:: Exercise instructions ::
Below is a set of records. Repeat all of them exactly.

Saved entries
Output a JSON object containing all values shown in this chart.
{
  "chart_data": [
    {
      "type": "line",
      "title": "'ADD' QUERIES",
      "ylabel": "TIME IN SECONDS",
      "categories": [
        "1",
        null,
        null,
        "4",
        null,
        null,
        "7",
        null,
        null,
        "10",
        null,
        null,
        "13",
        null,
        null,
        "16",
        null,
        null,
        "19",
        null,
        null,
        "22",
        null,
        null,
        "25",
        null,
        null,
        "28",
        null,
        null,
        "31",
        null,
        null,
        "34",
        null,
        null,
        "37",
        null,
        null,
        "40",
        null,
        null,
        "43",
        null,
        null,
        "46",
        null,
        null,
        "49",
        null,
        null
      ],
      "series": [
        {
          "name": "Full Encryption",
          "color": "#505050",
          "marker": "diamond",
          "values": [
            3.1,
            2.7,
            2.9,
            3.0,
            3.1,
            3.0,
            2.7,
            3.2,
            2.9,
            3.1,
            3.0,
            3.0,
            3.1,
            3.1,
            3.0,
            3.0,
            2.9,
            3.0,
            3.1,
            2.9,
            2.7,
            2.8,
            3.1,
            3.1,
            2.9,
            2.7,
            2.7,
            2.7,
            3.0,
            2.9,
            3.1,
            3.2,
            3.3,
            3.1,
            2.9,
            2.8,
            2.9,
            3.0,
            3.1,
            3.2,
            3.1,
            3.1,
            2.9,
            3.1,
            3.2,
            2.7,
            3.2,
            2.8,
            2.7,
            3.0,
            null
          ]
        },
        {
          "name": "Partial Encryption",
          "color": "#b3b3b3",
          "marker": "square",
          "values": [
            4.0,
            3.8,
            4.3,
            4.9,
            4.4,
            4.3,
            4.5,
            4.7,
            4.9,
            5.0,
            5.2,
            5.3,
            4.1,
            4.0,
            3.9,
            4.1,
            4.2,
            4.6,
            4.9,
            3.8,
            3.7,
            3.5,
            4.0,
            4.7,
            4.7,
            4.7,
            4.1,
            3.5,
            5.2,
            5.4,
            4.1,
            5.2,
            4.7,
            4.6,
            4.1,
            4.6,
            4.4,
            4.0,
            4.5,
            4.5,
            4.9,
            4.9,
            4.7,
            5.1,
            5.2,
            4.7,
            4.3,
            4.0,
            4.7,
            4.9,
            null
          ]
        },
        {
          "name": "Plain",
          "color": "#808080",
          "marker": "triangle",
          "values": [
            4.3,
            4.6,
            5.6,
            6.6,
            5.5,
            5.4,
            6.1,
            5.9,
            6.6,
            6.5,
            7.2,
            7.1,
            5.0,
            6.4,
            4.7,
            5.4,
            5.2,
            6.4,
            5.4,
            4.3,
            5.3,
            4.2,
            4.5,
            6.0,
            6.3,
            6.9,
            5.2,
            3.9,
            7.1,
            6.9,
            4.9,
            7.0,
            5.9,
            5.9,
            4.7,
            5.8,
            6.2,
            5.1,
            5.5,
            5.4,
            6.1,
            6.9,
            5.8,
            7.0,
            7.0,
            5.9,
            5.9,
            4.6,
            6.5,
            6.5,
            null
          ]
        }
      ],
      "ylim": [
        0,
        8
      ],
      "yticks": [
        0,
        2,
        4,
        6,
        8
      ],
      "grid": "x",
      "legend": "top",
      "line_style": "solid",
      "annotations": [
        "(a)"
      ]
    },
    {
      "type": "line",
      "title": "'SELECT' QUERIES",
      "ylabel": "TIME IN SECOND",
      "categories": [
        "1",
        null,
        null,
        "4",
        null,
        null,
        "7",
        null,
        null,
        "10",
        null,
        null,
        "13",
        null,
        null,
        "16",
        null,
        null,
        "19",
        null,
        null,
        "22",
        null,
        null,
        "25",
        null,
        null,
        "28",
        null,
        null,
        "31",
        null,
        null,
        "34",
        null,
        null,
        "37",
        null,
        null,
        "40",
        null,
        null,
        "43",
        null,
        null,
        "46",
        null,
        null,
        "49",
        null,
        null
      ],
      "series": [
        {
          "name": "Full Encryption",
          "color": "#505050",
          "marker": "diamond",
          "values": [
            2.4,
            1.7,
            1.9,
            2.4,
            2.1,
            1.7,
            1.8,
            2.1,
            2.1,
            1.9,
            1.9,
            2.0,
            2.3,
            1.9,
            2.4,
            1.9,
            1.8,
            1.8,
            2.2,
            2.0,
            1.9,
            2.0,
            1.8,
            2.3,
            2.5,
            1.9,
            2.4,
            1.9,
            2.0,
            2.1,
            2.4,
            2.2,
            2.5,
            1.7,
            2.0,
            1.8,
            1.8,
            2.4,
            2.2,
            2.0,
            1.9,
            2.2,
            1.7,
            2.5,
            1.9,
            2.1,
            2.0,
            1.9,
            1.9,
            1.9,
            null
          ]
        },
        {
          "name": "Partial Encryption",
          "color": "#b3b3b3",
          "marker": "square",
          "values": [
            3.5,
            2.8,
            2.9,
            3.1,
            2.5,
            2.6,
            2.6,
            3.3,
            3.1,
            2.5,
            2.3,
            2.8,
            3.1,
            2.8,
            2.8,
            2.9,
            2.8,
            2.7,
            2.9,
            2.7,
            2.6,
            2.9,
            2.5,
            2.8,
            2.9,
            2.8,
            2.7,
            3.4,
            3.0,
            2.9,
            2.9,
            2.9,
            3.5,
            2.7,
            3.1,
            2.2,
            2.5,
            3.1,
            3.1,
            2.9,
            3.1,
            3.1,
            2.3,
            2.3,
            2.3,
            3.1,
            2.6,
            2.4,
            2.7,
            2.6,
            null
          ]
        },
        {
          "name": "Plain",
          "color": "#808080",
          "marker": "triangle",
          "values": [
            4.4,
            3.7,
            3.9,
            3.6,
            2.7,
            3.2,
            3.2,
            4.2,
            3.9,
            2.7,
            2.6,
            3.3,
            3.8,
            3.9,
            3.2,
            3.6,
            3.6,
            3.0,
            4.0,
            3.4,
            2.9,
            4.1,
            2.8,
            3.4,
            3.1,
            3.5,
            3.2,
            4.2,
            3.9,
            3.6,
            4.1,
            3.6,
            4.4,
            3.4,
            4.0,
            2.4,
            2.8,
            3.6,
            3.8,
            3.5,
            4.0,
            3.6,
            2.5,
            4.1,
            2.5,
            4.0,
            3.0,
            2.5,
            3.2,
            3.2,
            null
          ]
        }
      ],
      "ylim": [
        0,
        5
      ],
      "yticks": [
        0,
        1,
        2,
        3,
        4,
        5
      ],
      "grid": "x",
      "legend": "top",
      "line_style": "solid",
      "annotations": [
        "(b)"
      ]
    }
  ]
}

:: Expected output ::
Output a JSON object containing all values shown in this chart.
{
  "chart_data": [
    {
      "type": "line",
      "title": "'ADD' QUERIES",
      "ylabel": "TIME IN SECONDS",
      "categories": [
        "1",
        null,
        null,
        "4",
        null,
        null,
        "7",
        null,
        null,
        "10",
        null,
        null,
        "13",
        null,
        null,
        "16",
        null,
        null,
        "19",
        null,
        null,
        "22",
        null,
        null,
        "25",
        null,
        null,
        "28",
        null,
        null,
        "31",
        null,
        null,
        "34",
        null,
        null,
        "37",
        null,
        null,
        "40",
        null,
        null,
        "43",
        null,
        null,
        "46",
        null,
        null,
        "49",
        null,
        null
      ],
      "series": [
        {
          "name": "Full Encryption",
          "color": "#505050",
          "marker": "diamond",
          "values": [
            3.1,
            2.7,
            2.9,
            3.0,
            3.1,
            3.0,
            2.7,
            3.2,
            2.9,
            3.1,
            3.0,
            3.0,
            3.1,
            3.1,
            3.0,
            3.0,
            2.9,
            3.0,
            3.1,
            2.9,
            2.7,
            2.8,
            3.1,
            3.1,
            2.9,
            2.7,
            2.7,
            2.7,
            3.0,
            2.9,
            3.1,
            3.2,
            3.3,
            3.1,
            2.9,
            2.8,
            2.9,
            3.0,
            3.1,
            3.2,
            3.1,
            3.1,
            2.9,
            3.1,
            3.2,
            2.7,
            3.2,
            2.8,
            2.7,
            3.0,
            null
          ]
        },
        {
          "name": "Partial Encryption",
          "color": "#b3b3b3",
          "marker": "square",
          "values": [
            4.0,
            3.8,
            4.3,
            4.9,
            4.4,
            4.3,
            4.5,
            4.7,
            4.9,
            5.0,
            5.2,
            5.3,
            4.1,
            4.0,
            3.9,
            4.1,
            4.2,
            4.6,
            4.9,
            3.8,
            3.7,
            3.5,
            4.0,
            4.7,
            4.7,
            4.7,
            4.1,
            3.5,
            5.2,
            5.4,
            4.1,
            5.2,
            4.7,
            4.6,
            4.1,
            4.6,
            4.4,
            4.0,
            4.5,
            4.5,
            4.9,
            4.9,
            4.7,
            5.1,
            5.2,
            4.7,
            4.3,
            4.0,
            4.7,
            4.9,
            null
          ]
        },
        {
          "name": "Plain",
          "color": "#808080",
          "marker": "triangle",
          "values": [
            4.3,
            4.6,
            5.6,
            6.6,
            5.5,
            5.4,
            6.1,
            5.9,
            6.6,
            6.5,
            7.2,
            7.1,
            5.0,
            6.4,
            4.7,
            5.4,
            5.2,
            6.4,
            5.4,
            4.3,
            5.3,
            4.2,
            4.5,
            6.0,
            6.3,
            6.9,
            5.2,
            3.9,
            7.1,
            6.9,
            4.9,
            7.0,
            5.9,
            5.9,
            4.7,
            5.8,
            6.2,
            5.1,
            5.5,
            5.4,
            6.1,
            6.9,
            5.8,
            7.0,
            7.0,
            5.9,
            5.9,
            4.6,
            6.5,
            6.5,
            null
          ]
        }
      ],
      "ylim": [
        0,
        8
      ],
      "yticks": [
        0,
        2,
        4,
        6,
        8
      ],
      "grid": "x",
      "legend": "top",
      "line_style": "solid",
      "annotations": [
        "(a)"
      ]
    },
    {
      "type": "line",
      "title": "'SELECT' QUERIES",
      "ylabel": "TIME IN SECOND",
      "categories": [
        "1",
        null,
        null,
        "4",
        null,
        null,
        "7",
        null,
        null,
        "10",
        null,
        null,
        "13",
        null,
        null,
        "16",
        null,
        null,
        "19",
        null,
        null,
        "22",
        null,
        null,
        "25",
        null,
        null,
        "28",
        null,
        null,
        "31",
        null,
        null,
        "34",
        null,
        null,
        "37",
        null,
        null,
        "40",
        null,
        null,
        "43",
        null,
        null,
        "46",
        null,
        null,
        "49",
        null,
        null
      ],
      "series": [
        {
          "name": "Full Encryption",
          "color": "#505050",
          "marker": "diamond",
          "values": [
            2.4,
            1.7,
            1.9,
            2.4,
            2.1,
            1.7,
            1.8,
            2.1,
            2.1,
            1.9,
            1.9,
            2.0,
            2.3,
            1.9,
            2.4,
            1.9,
            1.8,
            1.8,
            2.2,
            2.0,
            1.9,
            2.0,
            1.8,
            2.3,
            2.5,
            1.9,
            2.4,
            1.9,
            2.0,
            2.1,
            2.4,
            2.2,
            2.5,
            1.7,
            2.0,
            1.8,
            1.8,
            2.4,
            2.2,
            2.0,
            1.9,
            2.2,
            1.7,
            2.5,
            1.9,
            2.1,
            2.0,
            1.9,
            1.9,
            1.9,
            null
          ]
        },
        {
          "name": "Partial Encryption",
          "color": "#b3b3b3",
          "marker": "square",
          "values": [
            3.5,
            2.8,
            2.9,
            3.1,
            2.5,
            2.6,
            2.6,
            3.3,
            3.1,
            2.5,
            2.3,
            2.8,
            3.1,
            2.8,
            2.8,
            2.9,
            2.8,
            2.7,
            2.9,
            2.7,
            2.6,
            2.9,
            2.5,
            2.8,
            2.9,
            2.8,
            2.7,
            3.4,
            3.0,
            2.9,
            2.9,
            2.9,
            3.5,
            2.7,
            3.1,
            2.2,
            2.5,
            3.1,
            3.1,
            2.9,
            3.1,
            3.1,
            2.3,
            2.3,
            2.3,
            3.1,
            2.6,
            2.4,
            2.7,
            2.6,
            null
          ]
        },
        {
          "name": "Plain",
          "color": "#808080",
          "marker": "triangle",
          "values": [
            4.4,
            3.7,
            3.9,
            3.6,
            2.7,
            3.2,
            3.2,
            4.2,
            3.9,
            2.7,
            2.6,
            3.3,
            3.8,
            3.9,
            3.2,
            3.6,
            3.6,
            3.0,
            4.0,
            3.4,
            2.9,
            4.1,
            2.8,
            3.4,
            3.1,
            3.5,
            3.2,
            4.2,
            3.9,
            3.6,
            4.1,
            3.6,
            4.4,
            3.4,
            4.0,
            2.4,
            2.8,
            3.6,
            3.8,
            3.5,
            4.0,
            3.6,
            2.5,
            4.1,
            2.5,
            4.0,
            3.0,
            2.5,
            3.2,
            3.2,
            null
          ]
        }
      ],
      "ylim": [
        0,
        5
      ],
      "yticks": [
        0,
        1,
        2,
        3,
        4,
        5
      ],
      "grid": "x",
      "legend": "top",
      "line_style": "solid",
      "annotations": [
        "(b)"
      ]
    }
  ]
}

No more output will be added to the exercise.